A replying affidavit was sworn by Garda Andrew Lambe, the prosecuting Garda present on the 30 th June, 2010. He takes issue with the assertion that the court clerk left the court at any stage of the proceedings. Rather, he explained that the court sergeant, Sergeant Moloney, left the court and returned with the charge sheets in respect of the applicant which had been remanded until the 6 th July, 2010. Garda Lambe said that he had been informed and believed that there was no file known as the Children Court file on this or any other defendant. He confirmed that the charge sheets, to which the probation and welfare report dated the 25 th May, 2010 related, were examined by the learned District Judge.

**Required tasks:**
(A) In the affidavit passage, edit the part between "A replying affidavit" and "learned District Judge.", inclusive, so that "charge sheets" becomes "charge documents", and give that part again.
(B) In the affidavit passage, who left the court and came back with the charge sheets for the applicant?
The records that come next are separate material and have no connection to the affidavit passage.

**Extracted information:**
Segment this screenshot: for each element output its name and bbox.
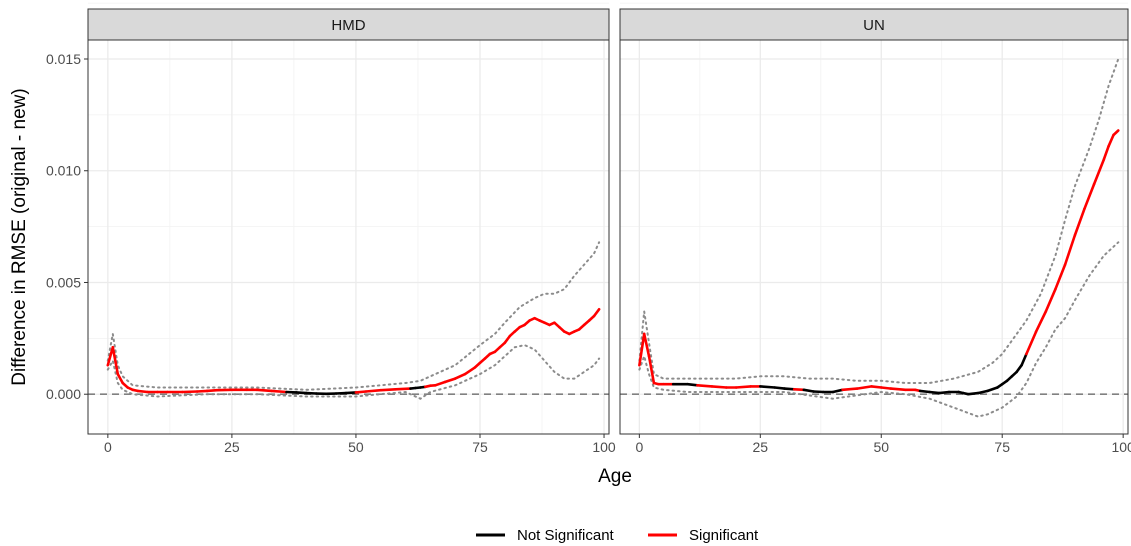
- legend-label-not-significant: Not Significant: [517, 527, 615, 544]
- not-significant-segment-un: [1015, 363, 1023, 374]
- significant-segment-hmd: [205, 388, 219, 393]
- y-tick-label: 0.000: [46, 386, 81, 402]
- significant-segment-un: [1054, 263, 1067, 291]
- estimate-line-layer: [106, 129, 1120, 396]
- x-tick-label-un: 0: [635, 439, 643, 455]
- x-tick-label-un: 25: [753, 439, 769, 455]
- significant-segment-hmd: [592, 307, 601, 318]
- y-axis-title: Difference in RMSE (original - new): [9, 88, 30, 385]
- significant-segment-hmd: [255, 388, 273, 393]
- not-significant-segment-un: [937, 390, 951, 395]
- significant-segment-un: [1025, 330, 1038, 356]
- significant-segment-hmd: [136, 389, 149, 394]
- x-tick-label-hmd: 75: [472, 439, 488, 455]
- significant-segment-un: [647, 354, 656, 385]
- frame-layer: [87, 39, 1129, 435]
- significant-segment-hmd: [433, 380, 447, 387]
- significant-segment-un: [1034, 310, 1048, 333]
- x-tick-label-hmd: 25: [224, 439, 240, 455]
- significant-segment-un: [1107, 133, 1115, 148]
- significant-segment-un: [1112, 129, 1120, 137]
- not-significant-segment-un: [831, 388, 844, 394]
- x-tick-label-un: 75: [994, 439, 1010, 455]
- significant-segment-hmd: [364, 388, 383, 393]
- legend: Not Significant Significant: [476, 527, 759, 544]
- not-significant-segment-un: [976, 389, 990, 395]
- significant-segment-un: [1092, 158, 1106, 186]
- upper-bound-line-un: [638, 58, 1120, 384]
- y-tick-label: 0.005: [46, 274, 81, 290]
- significant-segment-un: [710, 385, 728, 389]
- facet-strip-un: [619, 8, 1129, 41]
- significant-segment-un: [734, 385, 752, 389]
- significant-segment-hmd: [111, 345, 120, 376]
- not-significant-segment-un: [986, 386, 999, 393]
- lower-bound-line-un: [638, 241, 1120, 418]
- significant-segment-hmd: [195, 389, 209, 393]
- significant-segment-un: [870, 385, 883, 389]
- significant-segment-un: [879, 386, 893, 390]
- panel-frame-un: [619, 39, 1129, 435]
- not-significant-segment-un: [928, 390, 941, 395]
- significant-segment-un: [855, 385, 873, 390]
- significant-segment-hmd: [106, 345, 115, 367]
- facet-title-un: UN: [863, 17, 885, 34]
- significant-segment-un: [792, 387, 806, 392]
- significant-segment-hmd: [503, 334, 512, 345]
- not-significant-segment-un: [758, 385, 777, 389]
- significant-segment-hmd: [354, 390, 368, 394]
- not-significant-segment-un: [966, 391, 980, 396]
- not-significant-segment-un: [773, 386, 786, 390]
- y-tick-label: 0.010: [46, 163, 81, 179]
- x-tick-label-un: 100: [1111, 439, 1131, 455]
- facet-title-hmd: HMD: [331, 17, 365, 34]
- significant-segment-hmd: [463, 366, 477, 376]
- not-significant-segment-un: [812, 390, 825, 394]
- significant-segment-hmd: [453, 372, 467, 380]
- not-significant-segment-un: [783, 387, 796, 391]
- significant-segment-un: [638, 332, 646, 367]
- upper-bound-line-hmd: [106, 241, 601, 391]
- x-tick-label-hmd: 0: [104, 439, 112, 455]
- not-significant-segment-hmd: [295, 391, 308, 395]
- not-significant-segment-un: [918, 389, 931, 394]
- not-significant-segment-un: [802, 388, 815, 393]
- significant-segment-un: [1083, 182, 1096, 210]
- x-tick-label-un: 50: [873, 439, 889, 455]
- significant-segment-hmd: [379, 387, 397, 392]
- significant-segment-un: [1044, 287, 1057, 313]
- tick-layer: 0 25 50 75 100 0.000 0.005 0.010 0.015 0 25 50 75 100: [46, 51, 1131, 455]
- legend-label-significant: Significant: [689, 527, 759, 544]
- facet-strip-hmd: [87, 8, 610, 41]
- x-tick-label-hmd: 100: [592, 439, 616, 455]
- confidence-band-layer: [106, 58, 1120, 418]
- significant-segment-hmd: [181, 390, 199, 394]
- significant-segment-un: [1073, 207, 1086, 237]
- x-tick-label-hmd: 50: [348, 439, 364, 455]
- panel-frame-hmd: [87, 39, 610, 435]
- significant-segment-hmd: [394, 387, 412, 391]
- x-axis-title: Age: [598, 466, 632, 487]
- significant-segment-un: [696, 383, 714, 388]
- significant-segment-un: [1063, 234, 1077, 266]
- significant-segment-hmd: [443, 377, 457, 384]
- lower-bound-line-hmd: [106, 344, 601, 400]
- not-significant-segment-un: [686, 382, 699, 387]
- y-tick-label: 0.015: [46, 51, 81, 67]
- significant-segment-hmd: [270, 389, 288, 394]
- not-significant-segment-hmd: [344, 391, 358, 395]
- significant-segment-un: [1102, 144, 1110, 161]
- not-significant-segment-un: [1020, 352, 1028, 367]
- significant-segment-un: [642, 332, 651, 358]
- significant-segment-un: [841, 387, 859, 392]
- significant-segment-un: [889, 387, 907, 392]
- significant-segment-hmd: [116, 372, 124, 385]
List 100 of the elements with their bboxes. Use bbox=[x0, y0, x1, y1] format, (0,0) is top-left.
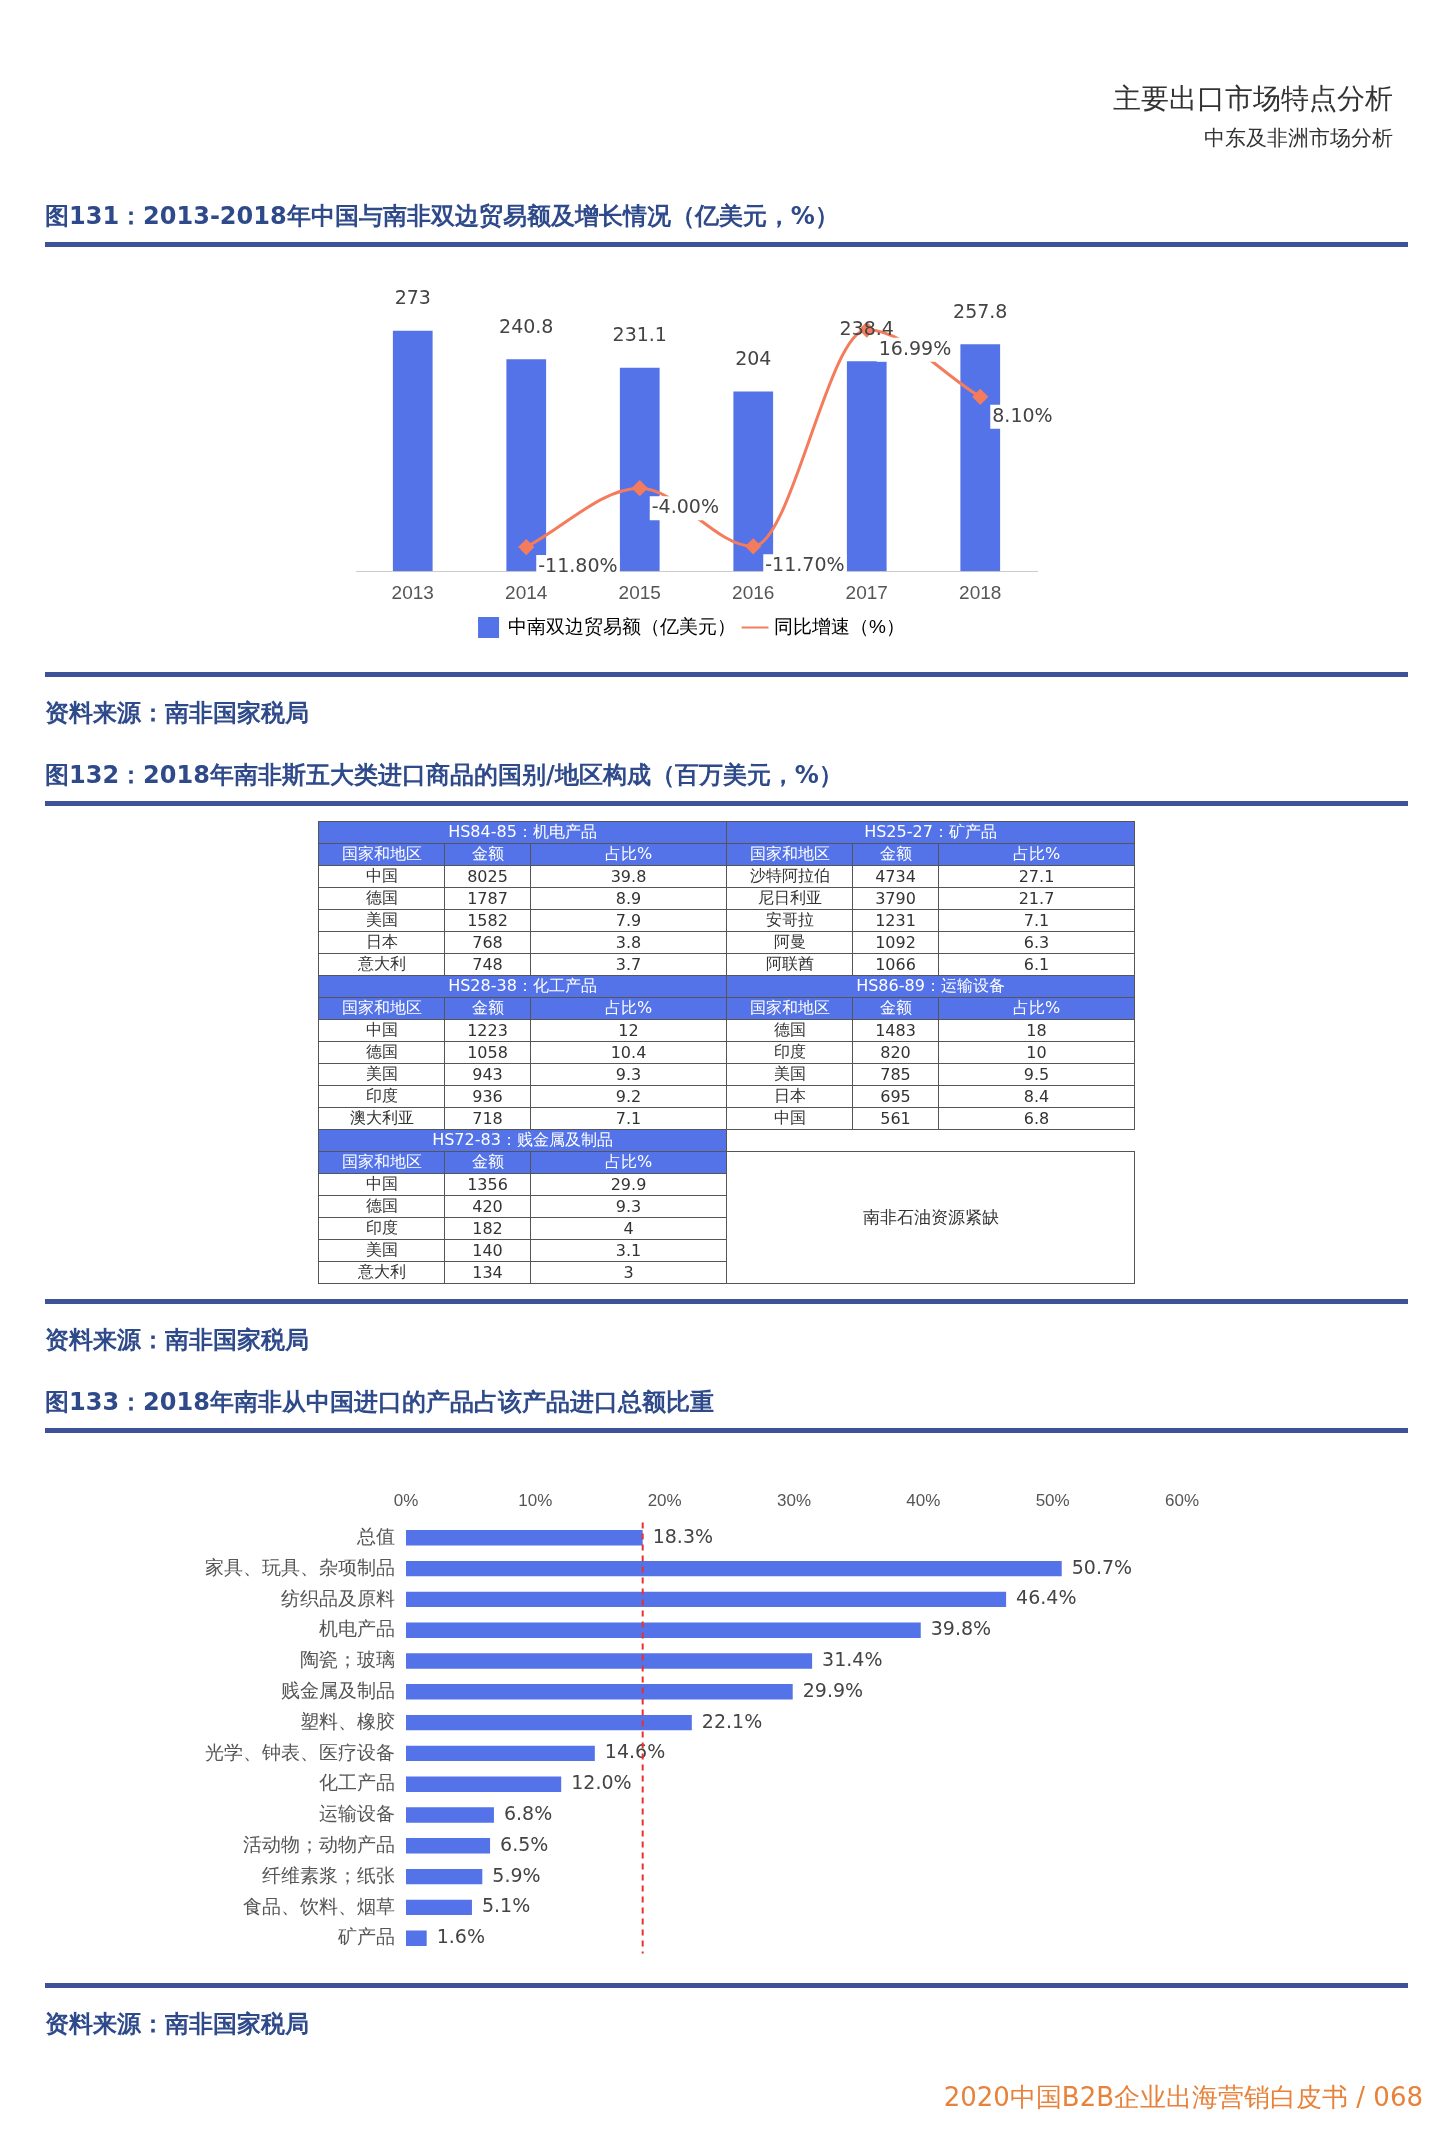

**Answers below:**
(A)
A replying affidavit was sworn by Garda Andrew Lambe, the prosecuting Garda present on the 30 th June, 2010. He takes issue with the assertion that the court clerk left the court at any stage of the proceedings. Rather, he explained that the court sergeant, Sergeant Moloney, left the court and returned with the charge documents in respect of the applicant which had been remanded until the 6 th July, 2010. Garda Lambe said that he had been informed and believed that there was no file known as the Children Court file on this or any other defendant. He confirmed that the charge documents, to which the probation and welfare report dated the 25 th May, 2010 related, were examined by the learned District Judge.

(B) The court sergeant, Sergeant Moloney.